▶ _Given request_: Pick out all lines of the entries that include the word "selection" and copy them.

Data entries:
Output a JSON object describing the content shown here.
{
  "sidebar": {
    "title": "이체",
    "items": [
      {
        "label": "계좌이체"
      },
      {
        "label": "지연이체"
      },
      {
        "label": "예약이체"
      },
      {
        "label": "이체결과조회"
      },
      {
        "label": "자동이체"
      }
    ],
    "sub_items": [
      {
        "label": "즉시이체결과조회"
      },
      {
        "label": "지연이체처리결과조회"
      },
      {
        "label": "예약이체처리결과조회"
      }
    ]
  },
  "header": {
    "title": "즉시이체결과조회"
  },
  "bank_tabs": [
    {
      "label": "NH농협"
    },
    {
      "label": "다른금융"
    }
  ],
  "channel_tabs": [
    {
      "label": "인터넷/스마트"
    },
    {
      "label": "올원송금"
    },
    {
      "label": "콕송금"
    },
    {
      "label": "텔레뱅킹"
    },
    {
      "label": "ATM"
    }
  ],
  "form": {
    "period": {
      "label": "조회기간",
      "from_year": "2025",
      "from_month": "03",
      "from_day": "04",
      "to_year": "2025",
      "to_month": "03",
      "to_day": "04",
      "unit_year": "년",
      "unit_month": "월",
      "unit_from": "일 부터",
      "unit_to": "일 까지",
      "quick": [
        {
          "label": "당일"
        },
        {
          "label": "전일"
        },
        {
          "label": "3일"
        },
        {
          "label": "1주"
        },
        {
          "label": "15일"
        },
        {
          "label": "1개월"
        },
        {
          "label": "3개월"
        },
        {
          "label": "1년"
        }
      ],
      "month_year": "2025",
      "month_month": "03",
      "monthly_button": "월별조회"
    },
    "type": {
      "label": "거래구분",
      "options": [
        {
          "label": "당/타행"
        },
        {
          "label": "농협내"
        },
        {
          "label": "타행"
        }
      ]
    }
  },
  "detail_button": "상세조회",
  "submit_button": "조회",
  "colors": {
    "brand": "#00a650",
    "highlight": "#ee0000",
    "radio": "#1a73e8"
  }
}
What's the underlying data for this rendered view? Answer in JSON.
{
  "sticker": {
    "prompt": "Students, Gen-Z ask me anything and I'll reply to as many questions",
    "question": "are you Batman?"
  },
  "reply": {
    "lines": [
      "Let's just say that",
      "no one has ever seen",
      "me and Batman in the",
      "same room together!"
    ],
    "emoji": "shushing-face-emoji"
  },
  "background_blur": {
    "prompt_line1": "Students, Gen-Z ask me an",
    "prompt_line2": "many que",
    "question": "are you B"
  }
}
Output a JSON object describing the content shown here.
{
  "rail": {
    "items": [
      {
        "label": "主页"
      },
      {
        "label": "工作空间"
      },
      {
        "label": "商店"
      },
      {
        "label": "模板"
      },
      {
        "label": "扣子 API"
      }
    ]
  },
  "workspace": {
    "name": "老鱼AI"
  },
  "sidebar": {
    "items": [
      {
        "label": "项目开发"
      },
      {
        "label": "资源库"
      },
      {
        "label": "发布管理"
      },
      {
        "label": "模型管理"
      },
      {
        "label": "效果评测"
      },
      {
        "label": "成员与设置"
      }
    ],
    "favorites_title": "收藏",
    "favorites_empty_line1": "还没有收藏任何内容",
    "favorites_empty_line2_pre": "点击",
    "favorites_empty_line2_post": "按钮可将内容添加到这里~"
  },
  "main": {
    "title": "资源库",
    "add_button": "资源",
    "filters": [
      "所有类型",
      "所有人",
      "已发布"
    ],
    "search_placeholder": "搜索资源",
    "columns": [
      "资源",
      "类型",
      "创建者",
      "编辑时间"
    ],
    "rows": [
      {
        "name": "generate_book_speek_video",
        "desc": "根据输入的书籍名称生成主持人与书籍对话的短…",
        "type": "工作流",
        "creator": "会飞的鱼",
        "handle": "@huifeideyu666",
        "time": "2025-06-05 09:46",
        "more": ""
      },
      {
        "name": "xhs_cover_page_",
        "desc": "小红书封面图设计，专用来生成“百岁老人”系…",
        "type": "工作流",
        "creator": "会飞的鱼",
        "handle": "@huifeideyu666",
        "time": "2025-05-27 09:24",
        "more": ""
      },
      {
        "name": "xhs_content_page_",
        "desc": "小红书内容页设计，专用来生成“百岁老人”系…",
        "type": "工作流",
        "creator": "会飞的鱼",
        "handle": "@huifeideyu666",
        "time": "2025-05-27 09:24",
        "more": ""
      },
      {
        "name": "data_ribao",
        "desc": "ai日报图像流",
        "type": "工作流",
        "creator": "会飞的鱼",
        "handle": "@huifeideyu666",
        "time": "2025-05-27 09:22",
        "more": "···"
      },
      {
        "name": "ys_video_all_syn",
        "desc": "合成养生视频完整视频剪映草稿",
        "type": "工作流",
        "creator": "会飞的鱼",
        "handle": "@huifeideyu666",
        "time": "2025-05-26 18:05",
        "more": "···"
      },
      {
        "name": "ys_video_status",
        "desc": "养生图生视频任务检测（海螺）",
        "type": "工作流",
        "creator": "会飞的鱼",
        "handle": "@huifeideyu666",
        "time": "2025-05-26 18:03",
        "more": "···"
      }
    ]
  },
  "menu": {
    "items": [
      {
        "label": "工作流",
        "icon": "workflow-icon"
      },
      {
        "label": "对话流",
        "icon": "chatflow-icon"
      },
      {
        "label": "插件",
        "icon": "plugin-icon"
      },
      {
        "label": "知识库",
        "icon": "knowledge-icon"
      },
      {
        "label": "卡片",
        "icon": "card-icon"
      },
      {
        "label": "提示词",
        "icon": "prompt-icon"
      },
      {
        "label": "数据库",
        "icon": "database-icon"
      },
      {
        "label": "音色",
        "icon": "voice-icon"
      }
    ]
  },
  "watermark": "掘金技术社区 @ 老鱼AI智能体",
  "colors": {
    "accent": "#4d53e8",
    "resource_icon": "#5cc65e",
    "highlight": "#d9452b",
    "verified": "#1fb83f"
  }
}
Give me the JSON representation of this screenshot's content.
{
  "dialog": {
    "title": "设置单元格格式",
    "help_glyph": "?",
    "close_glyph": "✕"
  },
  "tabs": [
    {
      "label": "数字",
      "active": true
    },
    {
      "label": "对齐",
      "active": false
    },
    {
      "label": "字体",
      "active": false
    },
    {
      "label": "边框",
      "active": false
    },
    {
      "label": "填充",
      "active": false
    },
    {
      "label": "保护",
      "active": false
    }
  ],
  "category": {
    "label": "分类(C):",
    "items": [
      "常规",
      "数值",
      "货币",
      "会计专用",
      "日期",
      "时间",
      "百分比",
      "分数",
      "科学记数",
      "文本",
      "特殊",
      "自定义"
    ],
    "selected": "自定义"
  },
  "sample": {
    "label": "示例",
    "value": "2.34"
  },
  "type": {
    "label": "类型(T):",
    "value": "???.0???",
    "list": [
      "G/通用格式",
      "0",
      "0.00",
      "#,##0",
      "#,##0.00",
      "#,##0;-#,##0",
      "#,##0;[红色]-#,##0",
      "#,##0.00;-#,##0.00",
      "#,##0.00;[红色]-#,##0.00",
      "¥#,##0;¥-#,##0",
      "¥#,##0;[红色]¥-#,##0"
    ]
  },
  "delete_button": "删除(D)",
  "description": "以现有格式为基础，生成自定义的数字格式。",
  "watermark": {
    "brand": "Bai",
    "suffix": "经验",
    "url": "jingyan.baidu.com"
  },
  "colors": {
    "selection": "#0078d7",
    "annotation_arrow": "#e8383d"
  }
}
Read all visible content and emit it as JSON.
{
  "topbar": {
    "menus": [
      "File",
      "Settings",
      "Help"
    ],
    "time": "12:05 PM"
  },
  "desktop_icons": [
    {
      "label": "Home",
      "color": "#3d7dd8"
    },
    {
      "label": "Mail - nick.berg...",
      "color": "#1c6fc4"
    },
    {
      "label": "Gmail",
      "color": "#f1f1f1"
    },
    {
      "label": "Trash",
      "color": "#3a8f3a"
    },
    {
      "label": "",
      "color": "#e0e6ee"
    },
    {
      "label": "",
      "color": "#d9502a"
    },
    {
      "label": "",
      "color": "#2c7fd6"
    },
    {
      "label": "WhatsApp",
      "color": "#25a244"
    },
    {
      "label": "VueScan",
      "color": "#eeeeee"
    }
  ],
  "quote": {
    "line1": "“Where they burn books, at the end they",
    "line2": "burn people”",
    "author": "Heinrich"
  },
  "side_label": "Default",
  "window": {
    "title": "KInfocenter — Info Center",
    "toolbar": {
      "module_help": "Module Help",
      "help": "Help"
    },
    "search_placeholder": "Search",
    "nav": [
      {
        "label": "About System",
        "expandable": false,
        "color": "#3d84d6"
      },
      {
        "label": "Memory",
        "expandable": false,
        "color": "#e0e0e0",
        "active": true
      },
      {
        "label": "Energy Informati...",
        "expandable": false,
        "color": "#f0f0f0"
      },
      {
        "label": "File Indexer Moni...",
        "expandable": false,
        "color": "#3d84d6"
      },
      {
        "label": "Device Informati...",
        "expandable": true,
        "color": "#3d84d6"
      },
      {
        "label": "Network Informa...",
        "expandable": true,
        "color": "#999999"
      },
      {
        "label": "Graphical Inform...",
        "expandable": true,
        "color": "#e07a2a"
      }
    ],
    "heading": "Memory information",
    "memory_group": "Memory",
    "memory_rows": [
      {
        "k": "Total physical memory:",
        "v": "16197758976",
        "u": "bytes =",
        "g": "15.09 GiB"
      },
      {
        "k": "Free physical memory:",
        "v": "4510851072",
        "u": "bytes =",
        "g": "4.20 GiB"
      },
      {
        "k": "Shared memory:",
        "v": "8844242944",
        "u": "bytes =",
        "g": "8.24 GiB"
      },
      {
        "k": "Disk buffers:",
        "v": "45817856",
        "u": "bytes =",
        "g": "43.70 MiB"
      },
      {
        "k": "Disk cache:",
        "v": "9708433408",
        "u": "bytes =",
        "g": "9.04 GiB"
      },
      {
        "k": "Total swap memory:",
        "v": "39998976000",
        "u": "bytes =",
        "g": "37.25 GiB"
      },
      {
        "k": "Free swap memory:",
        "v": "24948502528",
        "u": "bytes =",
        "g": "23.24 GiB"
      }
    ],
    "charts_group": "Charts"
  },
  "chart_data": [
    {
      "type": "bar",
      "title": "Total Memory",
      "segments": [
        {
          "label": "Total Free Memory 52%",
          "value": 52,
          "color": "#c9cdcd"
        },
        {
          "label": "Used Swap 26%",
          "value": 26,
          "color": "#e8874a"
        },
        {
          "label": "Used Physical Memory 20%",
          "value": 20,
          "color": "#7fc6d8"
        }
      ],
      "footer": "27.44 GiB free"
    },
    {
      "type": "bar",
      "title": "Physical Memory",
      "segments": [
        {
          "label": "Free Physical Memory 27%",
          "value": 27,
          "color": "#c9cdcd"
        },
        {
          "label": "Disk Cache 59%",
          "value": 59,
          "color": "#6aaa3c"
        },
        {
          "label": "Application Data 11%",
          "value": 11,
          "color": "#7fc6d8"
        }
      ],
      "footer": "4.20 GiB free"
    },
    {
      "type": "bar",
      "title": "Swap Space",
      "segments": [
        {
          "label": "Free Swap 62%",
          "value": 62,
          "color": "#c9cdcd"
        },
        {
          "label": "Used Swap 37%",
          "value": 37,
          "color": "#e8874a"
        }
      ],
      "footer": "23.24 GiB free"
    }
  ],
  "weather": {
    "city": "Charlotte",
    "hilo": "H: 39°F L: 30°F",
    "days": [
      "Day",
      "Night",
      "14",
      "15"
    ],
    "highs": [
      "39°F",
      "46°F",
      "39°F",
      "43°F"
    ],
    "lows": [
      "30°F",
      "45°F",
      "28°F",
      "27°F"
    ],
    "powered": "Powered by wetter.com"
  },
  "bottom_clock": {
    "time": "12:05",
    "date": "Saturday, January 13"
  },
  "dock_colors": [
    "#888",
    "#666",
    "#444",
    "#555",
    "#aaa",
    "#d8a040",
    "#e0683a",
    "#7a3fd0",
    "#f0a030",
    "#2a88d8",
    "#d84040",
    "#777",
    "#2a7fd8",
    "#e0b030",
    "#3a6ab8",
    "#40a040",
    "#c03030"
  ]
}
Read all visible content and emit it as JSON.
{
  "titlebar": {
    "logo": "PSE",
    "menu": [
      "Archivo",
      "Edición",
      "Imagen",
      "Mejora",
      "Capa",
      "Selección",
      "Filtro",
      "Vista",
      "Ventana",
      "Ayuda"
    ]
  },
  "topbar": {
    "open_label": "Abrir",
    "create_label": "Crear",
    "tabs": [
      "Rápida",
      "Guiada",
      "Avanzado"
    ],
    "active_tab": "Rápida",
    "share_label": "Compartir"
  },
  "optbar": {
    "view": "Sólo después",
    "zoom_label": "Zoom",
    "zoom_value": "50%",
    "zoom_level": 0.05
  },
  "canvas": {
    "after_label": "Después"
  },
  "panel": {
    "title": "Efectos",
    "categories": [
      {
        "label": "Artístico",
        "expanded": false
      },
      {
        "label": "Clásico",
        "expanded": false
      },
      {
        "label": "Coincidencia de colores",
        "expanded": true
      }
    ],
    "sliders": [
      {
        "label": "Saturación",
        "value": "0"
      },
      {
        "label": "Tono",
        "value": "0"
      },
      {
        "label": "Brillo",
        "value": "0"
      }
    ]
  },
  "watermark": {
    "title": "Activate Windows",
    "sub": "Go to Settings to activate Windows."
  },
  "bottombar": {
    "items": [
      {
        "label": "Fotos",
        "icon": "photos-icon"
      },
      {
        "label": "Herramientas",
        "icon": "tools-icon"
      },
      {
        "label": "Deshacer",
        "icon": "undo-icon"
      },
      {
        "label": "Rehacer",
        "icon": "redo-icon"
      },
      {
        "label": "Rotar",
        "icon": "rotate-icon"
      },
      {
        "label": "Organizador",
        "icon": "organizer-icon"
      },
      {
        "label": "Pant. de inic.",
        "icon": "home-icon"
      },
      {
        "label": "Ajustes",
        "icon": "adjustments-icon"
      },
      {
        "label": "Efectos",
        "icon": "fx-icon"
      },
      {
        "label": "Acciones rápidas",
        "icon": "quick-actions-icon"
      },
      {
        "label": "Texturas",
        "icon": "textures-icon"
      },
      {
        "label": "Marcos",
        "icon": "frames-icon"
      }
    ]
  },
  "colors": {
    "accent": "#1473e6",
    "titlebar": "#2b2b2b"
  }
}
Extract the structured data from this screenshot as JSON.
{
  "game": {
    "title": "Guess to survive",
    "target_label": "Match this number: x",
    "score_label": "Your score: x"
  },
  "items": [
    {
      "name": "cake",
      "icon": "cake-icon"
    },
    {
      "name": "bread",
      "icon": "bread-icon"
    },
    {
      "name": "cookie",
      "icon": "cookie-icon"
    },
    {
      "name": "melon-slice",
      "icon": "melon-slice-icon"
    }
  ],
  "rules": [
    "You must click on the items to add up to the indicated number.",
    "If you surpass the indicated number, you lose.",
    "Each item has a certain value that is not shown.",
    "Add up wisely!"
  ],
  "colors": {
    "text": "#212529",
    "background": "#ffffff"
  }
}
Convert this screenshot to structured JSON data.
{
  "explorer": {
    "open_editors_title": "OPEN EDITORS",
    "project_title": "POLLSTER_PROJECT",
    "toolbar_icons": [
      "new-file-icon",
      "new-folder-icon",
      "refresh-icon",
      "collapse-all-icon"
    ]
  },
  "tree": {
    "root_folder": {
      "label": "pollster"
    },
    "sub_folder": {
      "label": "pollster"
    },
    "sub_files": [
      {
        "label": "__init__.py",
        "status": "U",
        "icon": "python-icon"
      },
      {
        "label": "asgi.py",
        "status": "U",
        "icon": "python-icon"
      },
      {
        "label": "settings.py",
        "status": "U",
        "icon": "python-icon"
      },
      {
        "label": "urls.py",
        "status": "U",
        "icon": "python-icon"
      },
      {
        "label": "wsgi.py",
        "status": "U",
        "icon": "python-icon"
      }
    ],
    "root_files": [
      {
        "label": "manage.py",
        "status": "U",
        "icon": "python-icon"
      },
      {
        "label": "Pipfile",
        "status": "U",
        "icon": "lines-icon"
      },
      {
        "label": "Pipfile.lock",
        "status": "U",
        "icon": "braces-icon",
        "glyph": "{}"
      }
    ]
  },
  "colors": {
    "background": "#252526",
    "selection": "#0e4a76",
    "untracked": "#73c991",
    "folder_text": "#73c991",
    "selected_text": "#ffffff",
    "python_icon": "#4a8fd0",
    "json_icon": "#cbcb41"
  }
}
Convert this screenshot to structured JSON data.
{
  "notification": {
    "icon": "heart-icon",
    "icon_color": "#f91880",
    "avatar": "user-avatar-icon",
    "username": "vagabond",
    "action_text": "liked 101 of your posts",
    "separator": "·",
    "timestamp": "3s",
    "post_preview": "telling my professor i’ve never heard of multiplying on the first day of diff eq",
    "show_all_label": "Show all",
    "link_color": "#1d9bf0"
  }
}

▶ _Exercise result_:
    "selection": "#0078d7",
    "selection": "#0e4a76",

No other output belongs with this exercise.